[Items from a figure collection]
* Begin *
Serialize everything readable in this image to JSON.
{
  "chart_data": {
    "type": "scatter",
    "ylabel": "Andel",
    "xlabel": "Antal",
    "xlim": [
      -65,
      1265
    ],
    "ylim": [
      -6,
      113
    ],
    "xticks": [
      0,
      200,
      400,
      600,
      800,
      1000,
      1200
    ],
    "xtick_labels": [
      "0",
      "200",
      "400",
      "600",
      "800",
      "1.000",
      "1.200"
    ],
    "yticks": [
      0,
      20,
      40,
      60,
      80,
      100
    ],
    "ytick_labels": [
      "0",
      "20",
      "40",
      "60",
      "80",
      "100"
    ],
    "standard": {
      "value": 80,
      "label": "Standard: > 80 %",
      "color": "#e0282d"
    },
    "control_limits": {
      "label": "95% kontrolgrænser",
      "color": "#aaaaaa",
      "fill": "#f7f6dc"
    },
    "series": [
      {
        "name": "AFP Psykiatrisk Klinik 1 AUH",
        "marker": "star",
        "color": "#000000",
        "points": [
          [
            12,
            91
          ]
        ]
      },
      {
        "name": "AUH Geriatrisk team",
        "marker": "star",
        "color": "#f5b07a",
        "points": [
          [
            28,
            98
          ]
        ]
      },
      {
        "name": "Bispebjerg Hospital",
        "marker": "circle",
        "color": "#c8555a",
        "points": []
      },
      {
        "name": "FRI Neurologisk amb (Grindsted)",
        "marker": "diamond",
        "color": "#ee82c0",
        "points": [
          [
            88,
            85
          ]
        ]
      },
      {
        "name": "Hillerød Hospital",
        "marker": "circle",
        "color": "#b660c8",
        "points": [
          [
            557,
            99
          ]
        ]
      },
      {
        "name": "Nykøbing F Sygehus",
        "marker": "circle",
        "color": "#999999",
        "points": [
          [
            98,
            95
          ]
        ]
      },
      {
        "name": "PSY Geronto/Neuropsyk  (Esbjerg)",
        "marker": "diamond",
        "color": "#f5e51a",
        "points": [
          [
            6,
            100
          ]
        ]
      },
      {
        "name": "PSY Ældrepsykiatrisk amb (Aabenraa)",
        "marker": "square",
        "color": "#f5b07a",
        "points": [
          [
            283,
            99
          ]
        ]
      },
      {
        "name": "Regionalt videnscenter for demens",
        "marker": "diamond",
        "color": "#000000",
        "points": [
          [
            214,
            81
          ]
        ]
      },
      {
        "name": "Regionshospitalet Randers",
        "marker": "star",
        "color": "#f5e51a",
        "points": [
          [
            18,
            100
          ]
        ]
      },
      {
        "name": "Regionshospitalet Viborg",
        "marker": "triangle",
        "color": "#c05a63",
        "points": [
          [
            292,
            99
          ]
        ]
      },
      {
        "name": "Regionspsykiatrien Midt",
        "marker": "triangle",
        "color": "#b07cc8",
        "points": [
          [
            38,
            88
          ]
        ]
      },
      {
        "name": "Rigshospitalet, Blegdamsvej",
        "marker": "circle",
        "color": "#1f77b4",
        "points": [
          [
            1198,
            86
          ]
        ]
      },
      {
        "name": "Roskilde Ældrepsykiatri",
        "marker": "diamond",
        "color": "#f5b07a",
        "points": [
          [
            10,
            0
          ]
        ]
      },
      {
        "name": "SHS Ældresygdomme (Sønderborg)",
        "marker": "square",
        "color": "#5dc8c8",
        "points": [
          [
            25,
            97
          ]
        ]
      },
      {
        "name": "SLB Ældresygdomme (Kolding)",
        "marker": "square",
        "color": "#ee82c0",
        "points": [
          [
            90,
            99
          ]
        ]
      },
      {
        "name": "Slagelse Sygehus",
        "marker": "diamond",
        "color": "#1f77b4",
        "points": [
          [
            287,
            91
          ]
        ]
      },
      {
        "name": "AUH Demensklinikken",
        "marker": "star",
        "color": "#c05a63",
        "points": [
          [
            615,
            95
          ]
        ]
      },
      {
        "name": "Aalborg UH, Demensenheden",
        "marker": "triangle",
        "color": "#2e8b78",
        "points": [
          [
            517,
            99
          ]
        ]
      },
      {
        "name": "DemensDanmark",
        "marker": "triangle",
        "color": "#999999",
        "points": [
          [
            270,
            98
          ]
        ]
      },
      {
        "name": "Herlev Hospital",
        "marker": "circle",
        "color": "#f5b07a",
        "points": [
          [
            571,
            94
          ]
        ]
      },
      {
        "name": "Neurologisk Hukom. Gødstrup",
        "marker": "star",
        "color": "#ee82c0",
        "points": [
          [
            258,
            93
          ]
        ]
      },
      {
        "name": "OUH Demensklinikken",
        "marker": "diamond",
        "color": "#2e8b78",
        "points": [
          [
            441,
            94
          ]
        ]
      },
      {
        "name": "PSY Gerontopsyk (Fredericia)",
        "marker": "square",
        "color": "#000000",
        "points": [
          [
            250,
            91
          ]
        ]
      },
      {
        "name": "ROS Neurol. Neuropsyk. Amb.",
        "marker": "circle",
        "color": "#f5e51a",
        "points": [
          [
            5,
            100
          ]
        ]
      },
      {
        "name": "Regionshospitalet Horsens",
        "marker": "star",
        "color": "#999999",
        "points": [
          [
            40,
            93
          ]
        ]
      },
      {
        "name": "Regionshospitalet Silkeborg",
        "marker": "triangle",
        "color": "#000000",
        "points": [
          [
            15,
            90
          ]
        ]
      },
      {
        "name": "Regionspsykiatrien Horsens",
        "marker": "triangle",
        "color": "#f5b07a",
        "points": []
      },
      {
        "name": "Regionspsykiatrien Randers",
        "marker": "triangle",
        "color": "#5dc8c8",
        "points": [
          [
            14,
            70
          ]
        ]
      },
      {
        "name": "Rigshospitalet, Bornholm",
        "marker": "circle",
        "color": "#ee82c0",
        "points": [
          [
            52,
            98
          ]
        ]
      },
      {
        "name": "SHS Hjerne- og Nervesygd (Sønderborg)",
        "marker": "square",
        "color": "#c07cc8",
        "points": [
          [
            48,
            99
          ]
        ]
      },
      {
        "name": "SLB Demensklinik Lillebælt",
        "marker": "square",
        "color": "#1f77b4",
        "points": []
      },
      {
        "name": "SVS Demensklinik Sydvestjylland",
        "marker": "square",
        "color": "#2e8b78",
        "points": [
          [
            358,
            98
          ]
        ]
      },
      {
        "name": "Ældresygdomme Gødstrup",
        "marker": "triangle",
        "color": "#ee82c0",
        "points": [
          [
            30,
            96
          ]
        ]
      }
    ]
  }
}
* End *
Exercise instructions
Of the lines in this listing, report how many contain the string "Ældresygdomme", and give the number only.

Correct result
3